### Your goal
Print the data exactly as it is given, please.

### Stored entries
===============
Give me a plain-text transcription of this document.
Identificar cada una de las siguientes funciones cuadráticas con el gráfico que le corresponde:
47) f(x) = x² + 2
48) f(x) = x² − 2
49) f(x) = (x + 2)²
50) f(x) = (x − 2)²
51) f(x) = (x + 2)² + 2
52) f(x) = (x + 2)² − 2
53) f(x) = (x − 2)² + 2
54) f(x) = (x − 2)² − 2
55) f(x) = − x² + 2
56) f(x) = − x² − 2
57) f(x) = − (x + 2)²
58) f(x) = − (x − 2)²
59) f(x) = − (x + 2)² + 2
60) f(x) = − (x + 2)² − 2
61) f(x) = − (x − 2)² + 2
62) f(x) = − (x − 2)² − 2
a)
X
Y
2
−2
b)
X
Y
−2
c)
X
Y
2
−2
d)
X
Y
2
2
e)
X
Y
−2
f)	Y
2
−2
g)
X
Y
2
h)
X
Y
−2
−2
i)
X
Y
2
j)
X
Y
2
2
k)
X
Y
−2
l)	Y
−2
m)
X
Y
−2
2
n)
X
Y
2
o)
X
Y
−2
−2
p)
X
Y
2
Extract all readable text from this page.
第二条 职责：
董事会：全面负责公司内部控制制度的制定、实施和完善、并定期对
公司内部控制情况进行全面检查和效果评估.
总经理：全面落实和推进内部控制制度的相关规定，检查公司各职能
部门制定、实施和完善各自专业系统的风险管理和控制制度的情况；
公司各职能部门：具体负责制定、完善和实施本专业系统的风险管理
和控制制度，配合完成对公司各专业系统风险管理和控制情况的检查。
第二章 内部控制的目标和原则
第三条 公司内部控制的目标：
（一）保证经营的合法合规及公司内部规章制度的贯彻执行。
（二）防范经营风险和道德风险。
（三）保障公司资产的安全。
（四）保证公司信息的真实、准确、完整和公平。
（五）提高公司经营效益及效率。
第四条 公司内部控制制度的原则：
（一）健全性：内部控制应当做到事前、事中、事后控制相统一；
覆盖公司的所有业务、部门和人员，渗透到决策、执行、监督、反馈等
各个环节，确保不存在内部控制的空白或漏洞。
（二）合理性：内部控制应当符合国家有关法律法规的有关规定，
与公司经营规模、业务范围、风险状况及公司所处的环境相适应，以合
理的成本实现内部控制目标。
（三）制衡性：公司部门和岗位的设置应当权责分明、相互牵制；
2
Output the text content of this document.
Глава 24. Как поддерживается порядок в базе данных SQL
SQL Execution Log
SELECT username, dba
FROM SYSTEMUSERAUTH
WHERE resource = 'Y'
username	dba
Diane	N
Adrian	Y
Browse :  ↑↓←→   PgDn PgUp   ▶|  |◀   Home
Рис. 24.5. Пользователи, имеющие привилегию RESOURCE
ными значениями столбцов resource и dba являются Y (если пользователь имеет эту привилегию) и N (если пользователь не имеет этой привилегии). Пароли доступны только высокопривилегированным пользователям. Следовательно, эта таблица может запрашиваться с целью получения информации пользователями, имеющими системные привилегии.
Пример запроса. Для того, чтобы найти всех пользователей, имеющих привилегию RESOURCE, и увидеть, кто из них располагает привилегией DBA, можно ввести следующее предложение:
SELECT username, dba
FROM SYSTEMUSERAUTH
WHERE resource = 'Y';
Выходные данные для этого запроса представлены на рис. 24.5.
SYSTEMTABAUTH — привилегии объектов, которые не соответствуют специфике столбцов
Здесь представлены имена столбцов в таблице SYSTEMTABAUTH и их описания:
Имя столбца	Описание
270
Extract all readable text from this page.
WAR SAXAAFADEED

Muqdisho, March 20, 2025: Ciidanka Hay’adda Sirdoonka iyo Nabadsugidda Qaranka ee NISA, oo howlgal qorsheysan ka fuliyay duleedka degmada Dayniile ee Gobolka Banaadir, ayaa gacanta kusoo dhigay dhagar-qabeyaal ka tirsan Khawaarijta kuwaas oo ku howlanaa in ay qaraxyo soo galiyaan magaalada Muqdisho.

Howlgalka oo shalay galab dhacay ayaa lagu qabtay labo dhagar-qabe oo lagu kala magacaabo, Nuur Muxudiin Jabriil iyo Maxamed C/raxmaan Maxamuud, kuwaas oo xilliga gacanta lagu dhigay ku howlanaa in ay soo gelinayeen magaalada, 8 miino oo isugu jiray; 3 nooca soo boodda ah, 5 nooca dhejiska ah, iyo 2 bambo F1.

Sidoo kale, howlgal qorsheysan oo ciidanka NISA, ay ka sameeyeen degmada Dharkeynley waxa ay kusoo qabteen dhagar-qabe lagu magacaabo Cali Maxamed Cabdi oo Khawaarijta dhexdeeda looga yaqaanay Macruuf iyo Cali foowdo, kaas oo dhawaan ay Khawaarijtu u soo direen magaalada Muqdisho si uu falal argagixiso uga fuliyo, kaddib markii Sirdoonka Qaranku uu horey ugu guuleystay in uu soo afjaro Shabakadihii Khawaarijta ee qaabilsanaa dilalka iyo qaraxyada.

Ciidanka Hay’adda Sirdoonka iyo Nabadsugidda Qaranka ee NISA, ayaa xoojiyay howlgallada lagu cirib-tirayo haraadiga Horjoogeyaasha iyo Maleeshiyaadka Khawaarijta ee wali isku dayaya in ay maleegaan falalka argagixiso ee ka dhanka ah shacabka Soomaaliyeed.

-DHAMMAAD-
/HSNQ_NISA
===============
### Exercise solution
Give me a plain-text transcription of this document.
Identificar cada una de las siguientes funciones cuadráticas con el gráfico que le corresponde:
47) f(x) = x² + 2
48) f(x) = x² − 2
49) f(x) = (x + 2)²
50) f(x) = (x − 2)²
51) f(x) = (x + 2)² + 2
52) f(x) = (x + 2)² − 2
53) f(x) = (x − 2)² + 2
54) f(x) = (x − 2)² − 2
55) f(x) = − x² + 2
56) f(x) = − x² − 2
57) f(x) = − (x + 2)²
58) f(x) = − (x − 2)²
59) f(x) = − (x + 2)² + 2
60) f(x) = − (x + 2)² − 2
61) f(x) = − (x − 2)² + 2
62) f(x) = − (x − 2)² − 2
a)
X
Y
2
−2
b)
X
Y
−2
c)
X
Y
2
−2
d)
X
Y
2
2
e)
X
Y
−2
f)	Y
2
−2
g)
X
Y
2
h)
X
Y
−2
−2
i)
X
Y
2
j)
X
Y
2
2
k)
X
Y
−2
l)	Y
−2
m)
X
Y
−2
2
n)
X
Y
2
o)
X
Y
−2
−2
p)
X
Y
2
Extract all readable text from this page.
第二条 职责：
董事会：全面负责公司内部控制制度的制定、实施和完善、并定期对
公司内部控制情况进行全面检查和效果评估.
总经理：全面落实和推进内部控制制度的相关规定，检查公司各职能
部门制定、实施和完善各自专业系统的风险管理和控制制度的情况；
公司各职能部门：具体负责制定、完善和实施本专业系统的风险管理
和控制制度，配合完成对公司各专业系统风险管理和控制情况的检查。
第二章 内部控制的目标和原则
第三条 公司内部控制的目标：
（一）保证经营的合法合规及公司内部规章制度的贯彻执行。
（二）防范经营风险和道德风险。
（三）保障公司资产的安全。
（四）保证公司信息的真实、准确、完整和公平。
（五）提高公司经营效益及效率。
第四条 公司内部控制制度的原则：
（一）健全性：内部控制应当做到事前、事中、事后控制相统一；
覆盖公司的所有业务、部门和人员，渗透到决策、执行、监督、反馈等
各个环节，确保不存在内部控制的空白或漏洞。
（二）合理性：内部控制应当符合国家有关法律法规的有关规定，
与公司经营规模、业务范围、风险状况及公司所处的环境相适应，以合
理的成本实现内部控制目标。
（三）制衡性：公司部门和岗位的设置应当权责分明、相互牵制；
2
Output the text content of this document.
Глава 24. Как поддерживается порядок в базе данных SQL
SQL Execution Log
SELECT username, dba
FROM SYSTEMUSERAUTH
WHERE resource = 'Y'
username	dba
Diane	N
Adrian	Y
Browse :  ↑↓←→   PgDn PgUp   ▶|  |◀   Home
Рис. 24.5. Пользователи, имеющие привилегию RESOURCE
ными значениями столбцов resource и dba являются Y (если пользователь имеет эту привилегию) и N (если пользователь не имеет этой привилегии). Пароли доступны только высокопривилегированным пользователям. Следовательно, эта таблица может запрашиваться с целью получения информации пользователями, имеющими системные привилегии.
Пример запроса. Для того, чтобы найти всех пользователей, имеющих привилегию RESOURCE, и увидеть, кто из них располагает привилегией DBA, можно ввести следующее предложение:
SELECT username, dba
FROM SYSTEMUSERAUTH
WHERE resource = 'Y';
Выходные данные для этого запроса представлены на рис. 24.5.
SYSTEMTABAUTH — привилегии объектов, которые не соответствуют специфике столбцов
Здесь представлены имена столбцов в таблице SYSTEMTABAUTH и их описания:
Имя столбца	Описание
270
Extract all readable text from this page.
WAR SAXAAFADEED

Muqdisho, March 20, 2025: Ciidanka Hay’adda Sirdoonka iyo Nabadsugidda Qaranka ee NISA, oo howlgal qorsheysan ka fuliyay duleedka degmada Dayniile ee Gobolka Banaadir, ayaa gacanta kusoo dhigay dhagar-qabeyaal ka tirsan Khawaarijta kuwaas oo ku howlanaa in ay qaraxyo soo galiyaan magaalada Muqdisho.

Howlgalka oo shalay galab dhacay ayaa lagu qabtay labo dhagar-qabe oo lagu kala magacaabo, Nuur Muxudiin Jabriil iyo Maxamed C/raxmaan Maxamuud, kuwaas oo xilliga gacanta lagu dhigay ku howlanaa in ay soo gelinayeen magaalada, 8 miino oo isugu jiray; 3 nooca soo boodda ah, 5 nooca dhejiska ah, iyo 2 bambo F1.

Sidoo kale, howlgal qorsheysan oo ciidanka NISA, ay ka sameeyeen degmada Dharkeynley waxa ay kusoo qabteen dhagar-qabe lagu magacaabo Cali Maxamed Cabdi oo Khawaarijta dhexdeeda looga yaqaanay Macruuf iyo Cali foowdo, kaas oo dhawaan ay Khawaarijtu u soo direen magaalada Muqdisho si uu falal argagixiso uga fuliyo, kaddib markii Sirdoonka Qaranku uu horey ugu guuleystay in uu soo afjaro Shabakadihii Khawaarijta ee qaabilsanaa dilalka iyo qaraxyada.

Ciidanka Hay’adda Sirdoonka iyo Nabadsugidda Qaranka ee NISA, ayaa xoojiyay howlgallada lagu cirib-tirayo haraadiga Horjoogeyaasha iyo Maleeshiyaadka Khawaarijta ee wali isku dayaya in ay maleegaan falalka argagixiso ee ka dhanka ah shacabka Soomaaliyeed.

-DHAMMAAD-
/HSNQ_NISA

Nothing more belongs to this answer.